| EXERCISE MATERIALS |
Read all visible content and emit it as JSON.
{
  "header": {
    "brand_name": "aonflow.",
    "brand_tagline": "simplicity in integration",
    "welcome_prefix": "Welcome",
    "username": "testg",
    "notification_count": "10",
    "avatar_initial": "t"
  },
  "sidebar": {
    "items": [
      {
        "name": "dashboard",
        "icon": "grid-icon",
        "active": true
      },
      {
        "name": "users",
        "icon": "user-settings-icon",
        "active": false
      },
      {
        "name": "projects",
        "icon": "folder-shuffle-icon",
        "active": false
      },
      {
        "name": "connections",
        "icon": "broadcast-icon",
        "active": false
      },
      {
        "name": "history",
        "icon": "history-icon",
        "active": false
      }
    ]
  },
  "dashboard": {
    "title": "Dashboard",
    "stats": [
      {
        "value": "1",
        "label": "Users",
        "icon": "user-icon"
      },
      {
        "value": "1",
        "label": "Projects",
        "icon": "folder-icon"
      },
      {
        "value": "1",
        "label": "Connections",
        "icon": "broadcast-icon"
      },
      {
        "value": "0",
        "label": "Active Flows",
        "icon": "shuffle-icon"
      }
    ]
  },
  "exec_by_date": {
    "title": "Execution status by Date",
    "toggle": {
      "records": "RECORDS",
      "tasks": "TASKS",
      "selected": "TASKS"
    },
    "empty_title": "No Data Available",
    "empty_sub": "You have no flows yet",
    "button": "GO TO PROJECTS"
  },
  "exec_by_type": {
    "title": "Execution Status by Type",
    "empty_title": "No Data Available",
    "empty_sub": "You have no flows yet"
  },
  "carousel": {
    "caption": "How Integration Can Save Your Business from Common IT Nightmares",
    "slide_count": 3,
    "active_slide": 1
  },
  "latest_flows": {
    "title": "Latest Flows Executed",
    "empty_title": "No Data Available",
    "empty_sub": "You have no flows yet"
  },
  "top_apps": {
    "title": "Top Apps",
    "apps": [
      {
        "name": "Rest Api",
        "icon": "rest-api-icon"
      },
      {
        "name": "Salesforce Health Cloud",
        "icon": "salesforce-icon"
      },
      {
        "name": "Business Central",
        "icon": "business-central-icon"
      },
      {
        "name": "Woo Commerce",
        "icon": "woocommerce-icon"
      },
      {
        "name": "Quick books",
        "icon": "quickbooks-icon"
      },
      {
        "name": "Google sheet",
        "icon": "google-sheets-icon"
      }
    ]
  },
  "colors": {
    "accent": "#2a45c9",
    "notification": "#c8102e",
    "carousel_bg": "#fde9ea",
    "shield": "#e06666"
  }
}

| WORK INSTRUCTIONS |
Exact output of every entry is required.

| EXERCISE OUTPUT |
Read all visible content and emit it as JSON.
{
  "header": {
    "brand_name": "aonflow.",
    "brand_tagline": "simplicity in integration",
    "welcome_prefix": "Welcome",
    "username": "testg",
    "notification_count": "10",
    "avatar_initial": "t"
  },
  "sidebar": {
    "items": [
      {
        "name": "dashboard",
        "icon": "grid-icon",
        "active": true
      },
      {
        "name": "users",
        "icon": "user-settings-icon",
        "active": false
      },
      {
        "name": "projects",
        "icon": "folder-shuffle-icon",
        "active": false
      },
      {
        "name": "connections",
        "icon": "broadcast-icon",
        "active": false
      },
      {
        "name": "history",
        "icon": "history-icon",
        "active": false
      }
    ]
  },
  "dashboard": {
    "title": "Dashboard",
    "stats": [
      {
        "value": "1",
        "label": "Users",
        "icon": "user-icon"
      },
      {
        "value": "1",
        "label": "Projects",
        "icon": "folder-icon"
      },
      {
        "value": "1",
        "label": "Connections",
        "icon": "broadcast-icon"
      },
      {
        "value": "0",
        "label": "Active Flows",
        "icon": "shuffle-icon"
      }
    ]
  },
  "exec_by_date": {
    "title": "Execution status by Date",
    "toggle": {
      "records": "RECORDS",
      "tasks": "TASKS",
      "selected": "TASKS"
    },
    "empty_title": "No Data Available",
    "empty_sub": "You have no flows yet",
    "button": "GO TO PROJECTS"
  },
  "exec_by_type": {
    "title": "Execution Status by Type",
    "empty_title": "No Data Available",
    "empty_sub": "You have no flows yet"
  },
  "carousel": {
    "caption": "How Integration Can Save Your Business from Common IT Nightmares",
    "slide_count": 3,
    "active_slide": 1
  },
  "latest_flows": {
    "title": "Latest Flows Executed",
    "empty_title": "No Data Available",
    "empty_sub": "You have no flows yet"
  },
  "top_apps": {
    "title": "Top Apps",
    "apps": [
      {
        "name": "Rest Api",
        "icon": "rest-api-icon"
      },
      {
        "name": "Salesforce Health Cloud",
        "icon": "salesforce-icon"
      },
      {
        "name": "Business Central",
        "icon": "business-central-icon"
      },
      {
        "name": "Woo Commerce",
        "icon": "woocommerce-icon"
      },
      {
        "name": "Quick books",
        "icon": "quickbooks-icon"
      },
      {
        "name": "Google sheet",
        "icon": "google-sheets-icon"
      }
    ]
  },
  "colors": {
    "accent": "#2a45c9",
    "notification": "#c8102e",
    "carousel_bg": "#fde9ea",
    "shield": "#e06666"
  }
}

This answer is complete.